Working data:
• • •

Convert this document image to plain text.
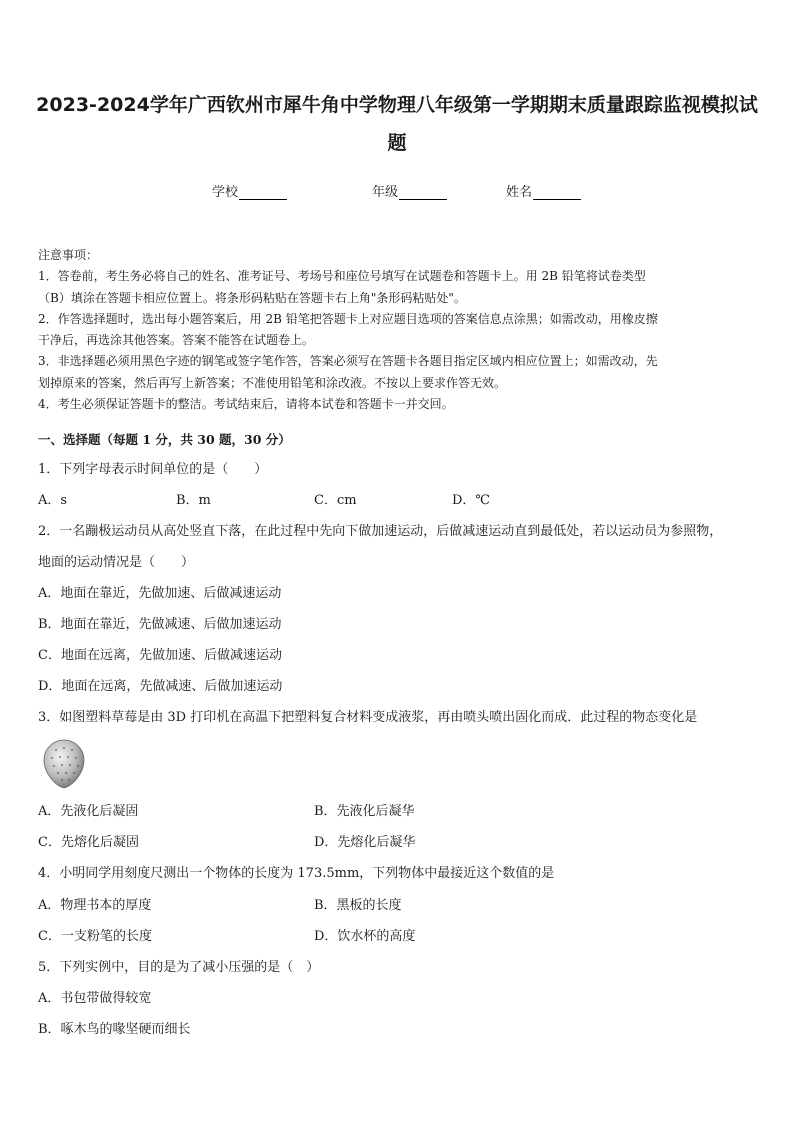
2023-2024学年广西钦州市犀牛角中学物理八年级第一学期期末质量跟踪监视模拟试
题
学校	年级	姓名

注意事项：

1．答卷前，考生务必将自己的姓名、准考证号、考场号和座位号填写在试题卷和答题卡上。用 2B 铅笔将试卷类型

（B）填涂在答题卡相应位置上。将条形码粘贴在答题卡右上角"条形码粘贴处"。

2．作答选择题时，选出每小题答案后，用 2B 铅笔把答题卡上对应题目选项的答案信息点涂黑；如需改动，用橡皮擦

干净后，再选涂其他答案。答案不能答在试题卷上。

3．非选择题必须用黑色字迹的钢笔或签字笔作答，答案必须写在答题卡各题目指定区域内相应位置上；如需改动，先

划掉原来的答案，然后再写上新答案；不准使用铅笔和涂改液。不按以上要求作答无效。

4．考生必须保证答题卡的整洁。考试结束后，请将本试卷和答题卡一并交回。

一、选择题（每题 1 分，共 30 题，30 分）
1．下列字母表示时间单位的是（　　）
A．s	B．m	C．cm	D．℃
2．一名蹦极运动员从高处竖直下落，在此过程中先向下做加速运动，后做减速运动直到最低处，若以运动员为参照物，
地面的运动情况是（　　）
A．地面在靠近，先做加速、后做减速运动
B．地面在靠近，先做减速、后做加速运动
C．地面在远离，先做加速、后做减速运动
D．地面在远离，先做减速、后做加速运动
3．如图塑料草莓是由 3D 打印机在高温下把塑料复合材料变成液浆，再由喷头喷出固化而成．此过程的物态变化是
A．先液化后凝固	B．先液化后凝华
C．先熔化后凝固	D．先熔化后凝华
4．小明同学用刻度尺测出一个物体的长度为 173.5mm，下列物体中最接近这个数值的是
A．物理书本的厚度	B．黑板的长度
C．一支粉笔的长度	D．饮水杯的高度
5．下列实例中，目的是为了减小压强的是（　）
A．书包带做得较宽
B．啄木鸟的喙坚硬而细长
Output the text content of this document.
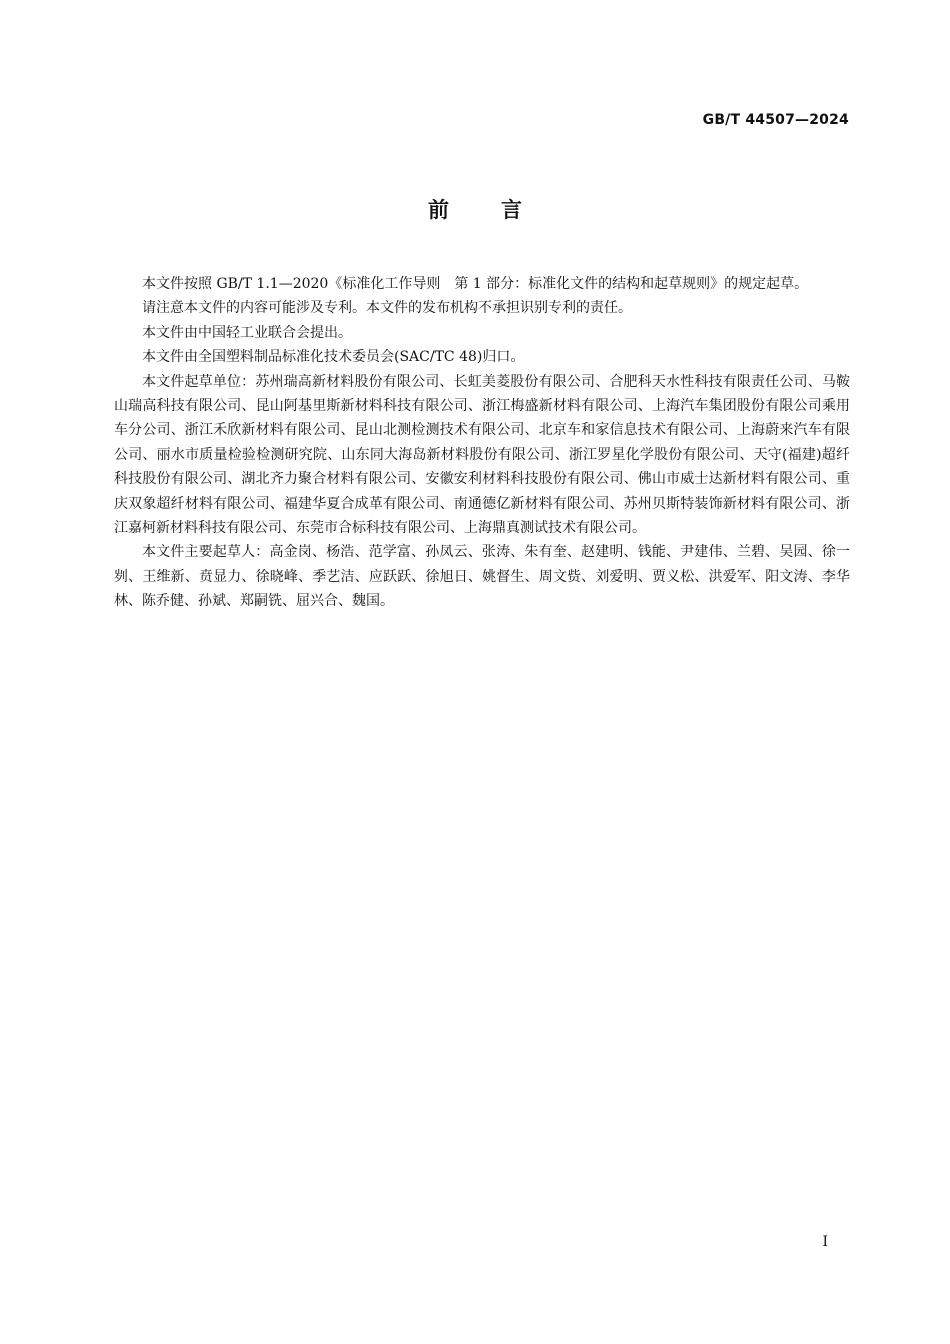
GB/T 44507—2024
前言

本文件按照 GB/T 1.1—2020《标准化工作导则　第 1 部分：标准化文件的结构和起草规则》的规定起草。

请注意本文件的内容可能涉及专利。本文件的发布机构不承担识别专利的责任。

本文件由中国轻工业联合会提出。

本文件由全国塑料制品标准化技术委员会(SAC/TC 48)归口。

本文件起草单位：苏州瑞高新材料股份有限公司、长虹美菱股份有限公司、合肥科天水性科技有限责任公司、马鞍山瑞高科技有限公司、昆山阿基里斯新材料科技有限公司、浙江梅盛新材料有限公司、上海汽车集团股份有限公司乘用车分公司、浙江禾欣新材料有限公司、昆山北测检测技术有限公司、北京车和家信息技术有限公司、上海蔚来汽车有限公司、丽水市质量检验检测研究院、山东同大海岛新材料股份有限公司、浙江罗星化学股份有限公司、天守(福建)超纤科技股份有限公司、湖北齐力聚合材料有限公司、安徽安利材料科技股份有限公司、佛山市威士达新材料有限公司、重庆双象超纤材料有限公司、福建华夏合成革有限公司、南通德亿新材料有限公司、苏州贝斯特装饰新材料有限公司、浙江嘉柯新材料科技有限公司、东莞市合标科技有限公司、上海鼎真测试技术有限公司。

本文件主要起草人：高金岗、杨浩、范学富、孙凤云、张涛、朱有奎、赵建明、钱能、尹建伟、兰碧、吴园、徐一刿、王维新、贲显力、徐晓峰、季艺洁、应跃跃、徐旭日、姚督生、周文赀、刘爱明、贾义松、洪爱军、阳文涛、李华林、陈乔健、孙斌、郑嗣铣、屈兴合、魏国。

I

• • •

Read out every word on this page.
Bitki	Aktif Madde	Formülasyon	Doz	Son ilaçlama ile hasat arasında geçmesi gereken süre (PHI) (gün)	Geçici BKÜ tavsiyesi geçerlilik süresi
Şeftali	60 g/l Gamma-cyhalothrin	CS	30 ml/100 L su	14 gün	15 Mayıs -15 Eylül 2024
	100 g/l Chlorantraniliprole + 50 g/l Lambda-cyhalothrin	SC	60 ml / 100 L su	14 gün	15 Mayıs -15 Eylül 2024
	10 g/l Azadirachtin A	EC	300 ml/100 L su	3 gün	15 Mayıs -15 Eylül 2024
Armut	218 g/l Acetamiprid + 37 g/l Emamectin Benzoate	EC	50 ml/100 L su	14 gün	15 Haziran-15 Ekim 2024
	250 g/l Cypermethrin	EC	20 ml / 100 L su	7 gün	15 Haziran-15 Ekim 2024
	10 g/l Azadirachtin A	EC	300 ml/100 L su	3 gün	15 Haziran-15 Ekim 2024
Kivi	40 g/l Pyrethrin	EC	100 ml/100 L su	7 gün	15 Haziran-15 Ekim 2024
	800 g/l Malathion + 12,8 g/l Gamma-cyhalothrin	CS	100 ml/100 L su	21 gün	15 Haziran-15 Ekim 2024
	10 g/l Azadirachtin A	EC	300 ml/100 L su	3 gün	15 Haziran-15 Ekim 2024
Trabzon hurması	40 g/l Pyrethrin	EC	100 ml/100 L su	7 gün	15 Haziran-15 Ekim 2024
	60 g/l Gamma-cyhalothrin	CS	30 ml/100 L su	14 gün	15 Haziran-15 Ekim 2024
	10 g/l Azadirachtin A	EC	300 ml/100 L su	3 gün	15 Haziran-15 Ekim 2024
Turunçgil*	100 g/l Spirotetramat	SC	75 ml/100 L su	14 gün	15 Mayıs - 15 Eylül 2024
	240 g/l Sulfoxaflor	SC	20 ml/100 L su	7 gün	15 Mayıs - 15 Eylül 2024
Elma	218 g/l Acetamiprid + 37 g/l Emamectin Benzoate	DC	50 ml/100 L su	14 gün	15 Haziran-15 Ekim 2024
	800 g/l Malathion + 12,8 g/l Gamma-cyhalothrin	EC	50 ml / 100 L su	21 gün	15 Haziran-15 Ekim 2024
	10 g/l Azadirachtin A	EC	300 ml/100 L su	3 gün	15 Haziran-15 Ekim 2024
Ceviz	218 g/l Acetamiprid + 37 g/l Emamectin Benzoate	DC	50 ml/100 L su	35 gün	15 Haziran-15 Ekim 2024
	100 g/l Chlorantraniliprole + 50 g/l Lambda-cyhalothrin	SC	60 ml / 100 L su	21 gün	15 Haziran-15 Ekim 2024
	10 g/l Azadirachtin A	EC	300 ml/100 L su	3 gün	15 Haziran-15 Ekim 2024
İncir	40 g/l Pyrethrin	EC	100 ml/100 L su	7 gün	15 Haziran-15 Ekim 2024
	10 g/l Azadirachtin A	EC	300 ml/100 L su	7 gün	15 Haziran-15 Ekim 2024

• • •

Task requirements:
Show all lines from the data above in which the word "Mayıs" appears.

Answer to the task:
Şeftali	60 g/l Gamma-cyhalothrin	CS	30 ml/100 L su	14 gün	15 Mayıs -15 Eylül 2024
	100 g/l Chlorantraniliprole + 50 g/l Lambda-cyhalothrin	SC	60 ml / 100 L su	14 gün	15 Mayıs -15 Eylül 2024
	10 g/l Azadirachtin A	EC	300 ml/100 L su	3 gün	15 Mayıs -15 Eylül 2024
Turunçgil*	100 g/l Spirotetramat	SC	75 ml/100 L su	14 gün	15 Mayıs - 15 Eylül 2024
	240 g/l Sulfoxaflor	SC	20 ml/100 L su	7 gün	15 Mayıs - 15 Eylül 2024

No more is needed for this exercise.